§ REQUIREMENT
Please update the listing from the line with "paragraph-text: So, no, Rickey" up to and including the line with "paragraph-text: Hmmm. Let", replacing "young man" with "young fellow" and leaving everything else unchanged. Return only those lines.

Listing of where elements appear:
┄┄┄┄┄┄┄┄┄┄
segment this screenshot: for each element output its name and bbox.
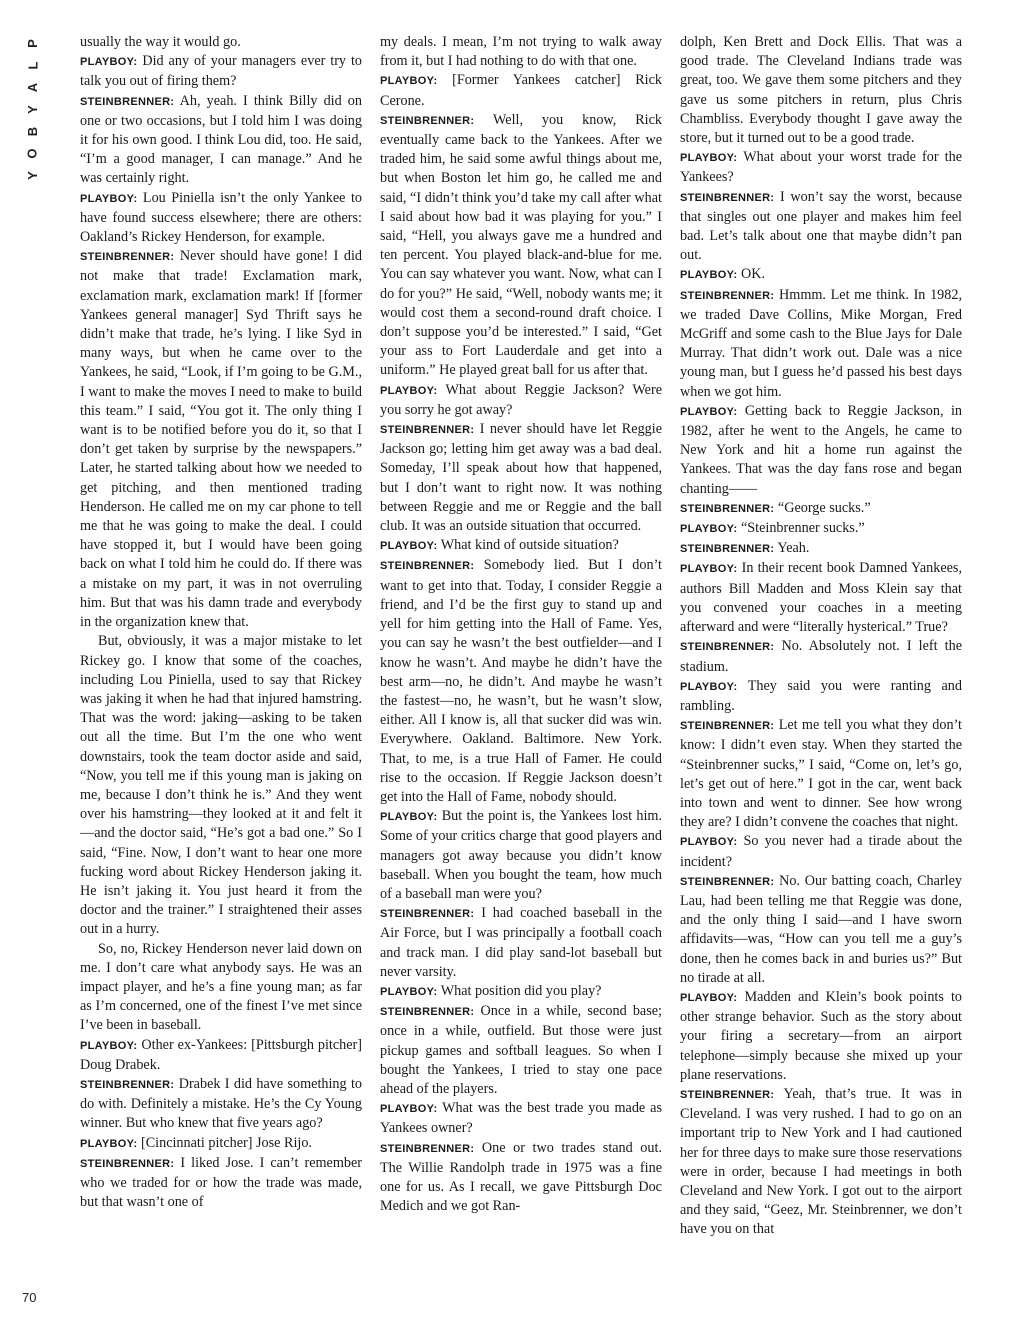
paragraph-text: So, no, Rickey Henderson never laid down on me. I don’t care what anybody says. He was an impact player, and he’s a fine young man; as far as I’m concerned, one of the finest I’ve met since I’ve been in baseball. bbox=[80, 940, 362, 1034]
speaker-label: STEINBRENNER: bbox=[680, 1088, 775, 1101]
paragraph-text: Hmmm. Let me think. In 1982, we traded Dave Collins, Mike Morgan, Fred McGriff and some cash to the Blue Jays for Dale Murray. That didn’t work out. Dale was a nice young man, but I guess he’d passed his best days when we got him. bbox=[680, 286, 962, 400]
paragraph-text: my deals. I mean, I’m not trying to walk away from it, but I had nothing to do with that one. bbox=[380, 34, 662, 70]
interview-exchange bbox=[680, 286, 962, 402]
interview-exchange bbox=[80, 92, 362, 189]
interview-exchange bbox=[80, 1154, 362, 1213]
speaker-label: PLAYBOY: bbox=[380, 811, 438, 824]
interview-exchange bbox=[80, 52, 362, 91]
interview-exchange bbox=[680, 677, 962, 716]
speaker-label: STEINBRENNER: bbox=[680, 289, 775, 302]
paragraph-text: Yeah. bbox=[774, 540, 810, 557]
paragraph-text: I liked Jose. I can’t remember who we traded for or how the trade was made, but that wasn’t one of bbox=[80, 1154, 362, 1211]
paragraph-text: So you never had a tirade about the incident? bbox=[680, 833, 962, 870]
paragraph bbox=[380, 33, 662, 71]
interview-exchange bbox=[80, 1036, 362, 1075]
playboy-masthead bbox=[22, 32, 44, 232]
paragraph-text: What kind of outside situation? bbox=[437, 537, 619, 554]
interview-exchange bbox=[680, 559, 962, 637]
interview-exchange bbox=[80, 1134, 362, 1154]
paragraph-text: [Cincinnati pitcher] Jose Rijo. bbox=[137, 1134, 312, 1151]
paragraph-text: Did any of your managers ever try to talk you out of firing them? bbox=[80, 53, 362, 90]
speaker-label: STEINBRENNER: bbox=[680, 543, 775, 556]
speaker-label: PLAYBOY: bbox=[680, 523, 738, 536]
paragraph-text: What was the best trade you made as Yankees owner? bbox=[380, 1100, 662, 1137]
speaker-label: PLAYBOY: bbox=[680, 991, 738, 1004]
paragraph-text: What position did you play? bbox=[437, 982, 602, 999]
interview-exchange bbox=[380, 904, 662, 982]
interview-exchange bbox=[80, 189, 362, 248]
speaker-label: PLAYBOY: bbox=[80, 1137, 138, 1150]
speaker-label: PLAYBOY: bbox=[380, 75, 438, 88]
paragraph-text: But the point is, the Yankees lost him. Some of your critics charge that good players and managers got away because you didn’t know baseball. When you bought the team, how much of a baseball man were you? bbox=[380, 808, 662, 902]
masthead-letter: A bbox=[24, 81, 40, 93]
paragraph bbox=[80, 33, 362, 52]
text-column-1 bbox=[80, 33, 362, 1303]
speaker-label: PLAYBOY: bbox=[380, 985, 438, 998]
paragraph-text: Madden and Klein’s book points to other strange behavior. Such as the story about your firing a secretary—from an airport telephone—simply because she mixed up your plane reservations. bbox=[680, 988, 962, 1083]
paragraph-text: But, obviously, it was a major mistake to let Rickey go. I know that some of the coaches, including Lou Piniella, used to say that Rickey was jaking it when he had that injured hamstring. That was the word: jaking—asking to be taken out all the time. But I’m the one who went downstairs, took the team doctor aside and said, “Now, you tell me if this young man is jaking on me, because I don’t think he is.” And they went over his hamstring—they looked at it and felt it—and the doctor said, “He’s got a bad one.” So I said, “Fine. Now, I don’t want to hear one more fucking word about Rickey Henderson jaking it. He isn’t jaking it. You just heard it from the doctor and the trainer.” I straightened their asses out in a hurry. bbox=[80, 633, 362, 938]
paragraph-text: Lou Piniella isn’t the only Yankee to have found success elsewhere; there are others: Oakland’s Rickey Henderson, for example. bbox=[80, 189, 362, 246]
masthead-letter: O bbox=[25, 147, 40, 159]
interview-exchange bbox=[380, 381, 662, 420]
interview-exchange bbox=[380, 420, 662, 536]
paragraph-text: They said you were ranting and rambling. bbox=[680, 677, 962, 714]
paragraph-text: I had coached baseball in the Air Force, but I was principally a football coach and track man. I did play sand-lot baseball but never varsity. bbox=[380, 905, 662, 980]
paragraph-text: Drabek I did have something to do with. Definitely a mistake. He’s the Cy Young winner. But who knew that five years ago? bbox=[80, 1075, 362, 1132]
speaker-label: STEINBRENNER: bbox=[380, 1142, 475, 1155]
paragraph-text: [Former Yankees catcher] Rick Cerone. bbox=[380, 72, 662, 109]
speaker-label: STEINBRENNER: bbox=[380, 908, 475, 921]
text-column-3 bbox=[680, 33, 962, 1303]
speaker-label: PLAYBOY: bbox=[80, 1039, 138, 1052]
interview-exchange bbox=[380, 556, 662, 807]
paragraph-text: Getting back to Reggie Jackson, in 1982, after he went to the Angels, he came to New York and hit a home run against the Yankees. That was the day fans rose and began chanting—— bbox=[680, 402, 962, 497]
interview-exchange bbox=[380, 1099, 662, 1138]
paragraph bbox=[680, 33, 962, 148]
interview-exchange bbox=[680, 519, 962, 539]
interview-exchange bbox=[380, 1139, 662, 1217]
speaker-label: STEINBRENNER: bbox=[80, 95, 175, 108]
page-number: 70 bbox=[22, 1290, 37, 1305]
paragraph-text: “Steinbrenner sucks.” bbox=[737, 520, 865, 537]
text-column-2 bbox=[380, 33, 662, 1303]
interview-exchange bbox=[680, 402, 962, 499]
interview-exchange bbox=[380, 111, 662, 381]
speaker-label: PLAYBOY: bbox=[680, 269, 738, 282]
paragraph bbox=[80, 632, 362, 939]
interview-exchange bbox=[680, 716, 962, 832]
interview-exchange bbox=[680, 637, 962, 676]
speaker-label: STEINBRENNER: bbox=[80, 1078, 175, 1091]
interview-exchange bbox=[80, 1075, 362, 1134]
speaker-label: STEINBRENNER: bbox=[80, 1157, 175, 1170]
paragraph-text: usually the way it would go. bbox=[80, 34, 241, 50]
masthead-letter: L bbox=[24, 60, 40, 70]
speaker-label: PLAYBOY: bbox=[380, 540, 438, 553]
interview-exchange bbox=[680, 148, 962, 187]
interview-exchange bbox=[680, 539, 962, 559]
masthead-letter: B bbox=[24, 125, 40, 137]
speaker-label: PLAYBOY: bbox=[380, 384, 438, 397]
paragraph-text: “George sucks.” bbox=[774, 499, 871, 516]
paragraph-text: Once in a while, second base; once in a while, outfield. But those were just pickup games and softball leagues. So when I bought the Yankees, I tried to stay one pace ahead of the players. bbox=[380, 1003, 662, 1097]
speaker-label: STEINBRENNER: bbox=[380, 424, 475, 437]
speaker-label: PLAYBOY: bbox=[80, 56, 138, 69]
masthead-letter: Y bbox=[24, 170, 40, 180]
speaker-label: STEINBRENNER: bbox=[80, 251, 175, 264]
speaker-label: STEINBRENNER: bbox=[680, 641, 775, 654]
speaker-label: PLAYBOY: bbox=[380, 1103, 438, 1116]
interview-exchange bbox=[80, 247, 362, 632]
speaker-label: STEINBRENNER: bbox=[680, 191, 775, 204]
paragraph-text: Ah, yeah. I think Billy did on one or two occasions, but I told him I was doing it for his own good. I think Lou did, too. He said, “I’m a good manager, I can manage.” And he was certainly right. bbox=[80, 92, 362, 187]
interview-exchange bbox=[680, 988, 962, 1085]
paragraph-text: Somebody lied. But I don’t want to get into that. Today, I consider Reggie a friend, and I’d be the first guy to stand up and yell for him getting into the Hall of Fame. Yes, you can say he wasn’t the best outfielder—and I know he wasn’t. And maybe he didn’t have the best arm—no, he didn’t. And maybe he wasn’t the fastest—no, he wasn’t, but he wasn’t slow, either. All I know is, all that sucker did was win. Everywhere. Oakland. Baltimore. New York. That, to me, is a true Hall of Famer. He could rise to the occasion. If Reggie Jackson doesn’t get into the Hall of Fame, nobody should. bbox=[380, 557, 662, 805]
interview-exchange bbox=[680, 188, 962, 266]
paragraph-text: Well, you know, Rick eventually came back to the Yankees. After we traded him, he said some awful things about me, but when Boston let him go, he called me and said, “I didn’t think you’d take my call after what I said about how bad it was playing for you.” I said, “Hell, you always gave me a hundred and ten percent. You played black-and-blue for me. You can say whatever you want. Now, what can I do for you?” He said, “Well, nobody wants me; it would cost them a second-round draft choice. I don’t suppose you’d be interested.” I said, “Get your ass to Fort Lauderdale and get into a uniform.” He played great ball for us after that. bbox=[380, 111, 662, 379]
interview-exchange bbox=[380, 807, 662, 904]
paragraph bbox=[80, 940, 362, 1036]
speaker-label: STEINBRENNER: bbox=[680, 502, 775, 515]
speaker-label: STEINBRENNER: bbox=[380, 560, 475, 573]
interview-exchange bbox=[680, 1085, 962, 1240]
paragraph-text: I won’t say the worst, because that singles out one player and makes him feel bad. Let’s talk about one that maybe didn’t pan out. bbox=[680, 188, 962, 264]
interview-exchange bbox=[380, 1002, 662, 1099]
speaker-label: STEINBRENNER: bbox=[680, 720, 775, 733]
interview-exchange bbox=[680, 265, 962, 285]
masthead-letter: P bbox=[24, 38, 40, 48]
interview-exchange bbox=[380, 536, 662, 556]
speaker-label: STEINBRENNER: bbox=[680, 875, 775, 888]
paragraph-text: I never should have let Reggie Jackson go; letting him get away was a bad deal. Someday, I’ll speak about how that happened, but I don’t want to right now. It was nothing between Reggie and me or Reggie and the ball club. It was an outside situation that occurred. bbox=[380, 421, 662, 535]
speaker-label: PLAYBOY: bbox=[680, 152, 738, 165]
interview-exchange bbox=[680, 832, 962, 871]
paragraph-text: Never should have gone! I did not make that trade! Exclamation mark, exclamation mark, exclamation mark! If [former Yankees general manager] Syd Thrift says he didn’t make that trade, he’s lying. I like Syd in many ways, but when he came over to the Yankees, he said, “Look, if I’m going to be G.M., I want to make the moves I need to make to build this team.” I said, “You got it. The only thing I want is to be notified before you do it, so that I don’t get taken by surprise by the newspapers.” Later, he started talking about how we needed to get pitching, and then mentioned trading Henderson. He called me on my car phone to tell me that he was going to make the deal. I could have stopped it, but I would have been going back on what I told him he could do. If there was a mistake on my part, it was in not overruling him. But that was his damn trade and everybody in the organization knew that. bbox=[80, 248, 362, 631]
paragraph-text: Other ex-Yankees: [Pittsburgh pitcher] Doug Drabek. bbox=[80, 1036, 362, 1073]
interview-exchange bbox=[680, 499, 962, 519]
speaker-label: PLAYBOY: bbox=[680, 563, 738, 576]
paragraph-text: What about your worst trade for the Yankees? bbox=[680, 149, 962, 186]
paragraph-text: dolph, Ken Brett and Dock Ellis. That was a good trade. The Cleveland Indians trade was great, too. We gave them some pitchers and they gave us some pitchers in return, plus Chris Chambliss. Everybody thought I gave away the store, but it turned out to be a good trade. bbox=[680, 34, 962, 147]
paragraph-text: No. Absolutely not. I left the stadium. bbox=[680, 638, 962, 675]
interview-exchange bbox=[680, 872, 962, 988]
paragraph-text: Yeah, that’s true. It was in Cleveland. I was very rushed. I had to go on an important trip to New York and I had cautioned her for three days to make sure those reservations were in order, because I had meetings in both Cleveland and New York. I got out to the airport and they said, “Geez, Mr. Steinbrenner, we don’t have you on that bbox=[680, 1085, 962, 1238]
paragraph-text: In their recent book Damned Yankees, authors Bill Madden and Moss Klein say that you convened your coaches in a meeting afterward and were “literally hysterical.” True? bbox=[680, 560, 962, 636]
paragraph-text: One or two trades stand out. The Willie Randolph trade in 1975 was a fine one for us. As I recall, we gave Pittsburgh Doc Medich and we got Ran- bbox=[380, 1139, 662, 1215]
speaker-label: PLAYBOY: bbox=[80, 192, 138, 205]
masthead-letter: Y bbox=[24, 104, 40, 114]
paragraph-text: Let me tell you what they don’t know: I didn’t even stay. When they started the “Steinbrenner sucks,” I said, “Come on, let’s go, let’s get out of here.” I got in the car, went back into town and went to dinner. See how wrong they are? I didn’t convene the coaches that night. bbox=[680, 717, 962, 831]
interview-exchange bbox=[380, 982, 662, 1002]
paragraph-text: What about Reggie Jackson? Were you sorry he got away? bbox=[380, 381, 662, 418]
paragraph-text: OK. bbox=[737, 266, 766, 283]
speaker-label: PLAYBOY: bbox=[680, 680, 738, 693]
speaker-label: STEINBRENNER: bbox=[380, 114, 475, 127]
speaker-label: STEINBRENNER: bbox=[380, 1006, 475, 1019]
paragraph-text: No. Our batting coach, Charley Lau, had been telling me that Reggie was done, and the only thing I said—and I have sworn affidavits—was, “How can you tell me a guy’s done, then he comes back in and buries us?” But no tirade at all. bbox=[680, 872, 962, 986]
speaker-label: PLAYBOY: bbox=[680, 836, 738, 849]
speaker-label: PLAYBOY: bbox=[680, 405, 738, 418]
interview-exchange bbox=[380, 71, 662, 110]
┄┄┄┄┄┄┄┄┄┄
§ RESPONSE TO THIS TASK
paragraph-text: So, no, Rickey Henderson never laid down on me. I don’t care what anybody says. He was an impact player, and he’s a fine young fellow; as far as I’m concerned, one of the finest I’ve met since I’ve been in baseball. bbox=[80, 940, 362, 1034]
speaker-label: STEINBRENNER: bbox=[680, 1088, 775, 1101]
paragraph-text: Hmmm. Let me think. In 1982, we traded Dave Collins, Mike Morgan, Fred McGriff and some cash to the Blue Jays for Dale Murray. That didn’t work out. Dale was a nice young fellow, but I guess he’d passed his best days when we got him. bbox=[680, 286, 962, 400]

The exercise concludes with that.